(Task directions) Say how many lines include the word "的比例扣留或遵照主合同约定", using only a number.

(Extracted material)

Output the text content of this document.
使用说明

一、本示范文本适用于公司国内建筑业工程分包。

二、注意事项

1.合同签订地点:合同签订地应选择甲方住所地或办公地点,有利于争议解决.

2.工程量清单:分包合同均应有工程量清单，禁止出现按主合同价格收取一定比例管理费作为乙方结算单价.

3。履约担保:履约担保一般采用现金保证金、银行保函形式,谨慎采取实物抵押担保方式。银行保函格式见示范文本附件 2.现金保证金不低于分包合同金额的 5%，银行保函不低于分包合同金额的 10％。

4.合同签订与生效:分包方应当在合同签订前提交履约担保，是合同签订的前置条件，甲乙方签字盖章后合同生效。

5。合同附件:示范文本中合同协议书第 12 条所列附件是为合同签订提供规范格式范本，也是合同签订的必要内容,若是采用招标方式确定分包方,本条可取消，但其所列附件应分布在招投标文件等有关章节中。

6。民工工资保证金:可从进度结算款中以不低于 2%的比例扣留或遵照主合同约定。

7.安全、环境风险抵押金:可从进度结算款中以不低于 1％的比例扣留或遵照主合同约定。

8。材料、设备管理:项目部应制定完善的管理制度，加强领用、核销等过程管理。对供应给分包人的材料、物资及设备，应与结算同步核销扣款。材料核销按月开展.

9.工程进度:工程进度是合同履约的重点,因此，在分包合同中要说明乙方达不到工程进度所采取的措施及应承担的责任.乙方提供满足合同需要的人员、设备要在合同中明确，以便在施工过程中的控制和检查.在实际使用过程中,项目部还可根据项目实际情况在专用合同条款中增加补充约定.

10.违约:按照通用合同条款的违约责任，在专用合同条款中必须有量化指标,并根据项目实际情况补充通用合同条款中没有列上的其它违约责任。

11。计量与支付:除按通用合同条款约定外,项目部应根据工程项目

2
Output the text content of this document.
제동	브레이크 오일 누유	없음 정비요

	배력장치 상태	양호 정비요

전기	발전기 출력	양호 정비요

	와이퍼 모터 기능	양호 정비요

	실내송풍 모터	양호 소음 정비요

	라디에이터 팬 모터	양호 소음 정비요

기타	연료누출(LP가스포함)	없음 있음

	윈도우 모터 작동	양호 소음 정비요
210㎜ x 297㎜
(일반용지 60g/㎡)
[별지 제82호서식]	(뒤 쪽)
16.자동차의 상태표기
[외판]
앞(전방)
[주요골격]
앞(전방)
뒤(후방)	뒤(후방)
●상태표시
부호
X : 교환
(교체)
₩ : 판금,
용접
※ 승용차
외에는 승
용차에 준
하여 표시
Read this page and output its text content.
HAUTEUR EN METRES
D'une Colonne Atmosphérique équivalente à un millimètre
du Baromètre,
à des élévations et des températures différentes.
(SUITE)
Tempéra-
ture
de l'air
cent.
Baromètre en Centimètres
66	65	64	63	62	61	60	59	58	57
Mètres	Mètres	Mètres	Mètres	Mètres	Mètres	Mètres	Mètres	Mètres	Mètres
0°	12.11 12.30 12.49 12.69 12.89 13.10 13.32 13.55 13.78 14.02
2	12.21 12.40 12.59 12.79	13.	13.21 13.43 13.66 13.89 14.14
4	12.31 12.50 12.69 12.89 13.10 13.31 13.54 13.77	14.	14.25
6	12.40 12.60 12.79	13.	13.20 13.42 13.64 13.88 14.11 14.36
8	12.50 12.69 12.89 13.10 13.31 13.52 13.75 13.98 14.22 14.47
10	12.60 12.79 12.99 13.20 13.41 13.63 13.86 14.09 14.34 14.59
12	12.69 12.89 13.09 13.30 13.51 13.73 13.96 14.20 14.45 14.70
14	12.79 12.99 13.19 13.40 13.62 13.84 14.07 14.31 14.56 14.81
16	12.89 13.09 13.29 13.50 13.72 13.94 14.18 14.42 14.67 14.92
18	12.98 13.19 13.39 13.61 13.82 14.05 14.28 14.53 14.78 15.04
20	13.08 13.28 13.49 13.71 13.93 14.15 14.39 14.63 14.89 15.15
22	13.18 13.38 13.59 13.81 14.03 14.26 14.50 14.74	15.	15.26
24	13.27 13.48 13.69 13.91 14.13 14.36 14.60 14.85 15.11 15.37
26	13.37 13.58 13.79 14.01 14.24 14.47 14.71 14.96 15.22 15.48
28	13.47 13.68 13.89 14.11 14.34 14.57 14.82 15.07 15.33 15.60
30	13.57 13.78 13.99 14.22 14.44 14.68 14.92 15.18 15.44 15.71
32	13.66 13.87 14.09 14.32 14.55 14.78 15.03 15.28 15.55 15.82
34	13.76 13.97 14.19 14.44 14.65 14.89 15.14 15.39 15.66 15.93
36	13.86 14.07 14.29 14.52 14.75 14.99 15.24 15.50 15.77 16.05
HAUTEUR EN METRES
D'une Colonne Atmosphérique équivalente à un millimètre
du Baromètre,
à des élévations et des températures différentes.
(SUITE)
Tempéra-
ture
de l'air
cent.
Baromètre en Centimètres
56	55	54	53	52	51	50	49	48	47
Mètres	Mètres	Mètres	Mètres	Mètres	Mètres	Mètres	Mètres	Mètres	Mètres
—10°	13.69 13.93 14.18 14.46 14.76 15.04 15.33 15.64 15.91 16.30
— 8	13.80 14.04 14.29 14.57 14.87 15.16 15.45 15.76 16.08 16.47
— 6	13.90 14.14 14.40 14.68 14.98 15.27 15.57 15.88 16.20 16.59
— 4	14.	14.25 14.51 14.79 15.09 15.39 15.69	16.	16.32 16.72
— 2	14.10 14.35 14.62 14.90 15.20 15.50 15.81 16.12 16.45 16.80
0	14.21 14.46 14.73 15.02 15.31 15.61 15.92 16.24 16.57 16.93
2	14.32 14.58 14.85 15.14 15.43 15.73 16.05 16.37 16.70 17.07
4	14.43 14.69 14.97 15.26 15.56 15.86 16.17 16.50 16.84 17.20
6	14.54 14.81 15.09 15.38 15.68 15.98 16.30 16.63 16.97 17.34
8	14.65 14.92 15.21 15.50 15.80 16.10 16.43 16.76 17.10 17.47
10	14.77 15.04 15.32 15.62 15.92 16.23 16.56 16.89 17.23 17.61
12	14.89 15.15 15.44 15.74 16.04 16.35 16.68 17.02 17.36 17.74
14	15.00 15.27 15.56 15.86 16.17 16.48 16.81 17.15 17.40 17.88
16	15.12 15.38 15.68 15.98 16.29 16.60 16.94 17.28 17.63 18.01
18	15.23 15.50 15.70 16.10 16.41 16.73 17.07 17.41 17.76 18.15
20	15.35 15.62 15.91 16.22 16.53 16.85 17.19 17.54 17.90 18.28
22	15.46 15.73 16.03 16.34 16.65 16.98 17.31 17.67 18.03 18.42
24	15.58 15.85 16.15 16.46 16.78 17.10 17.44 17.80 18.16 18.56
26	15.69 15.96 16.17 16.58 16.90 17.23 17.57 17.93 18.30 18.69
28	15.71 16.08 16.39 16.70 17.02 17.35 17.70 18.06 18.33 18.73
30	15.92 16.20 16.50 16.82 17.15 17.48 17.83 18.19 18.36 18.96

(Exercise output) 2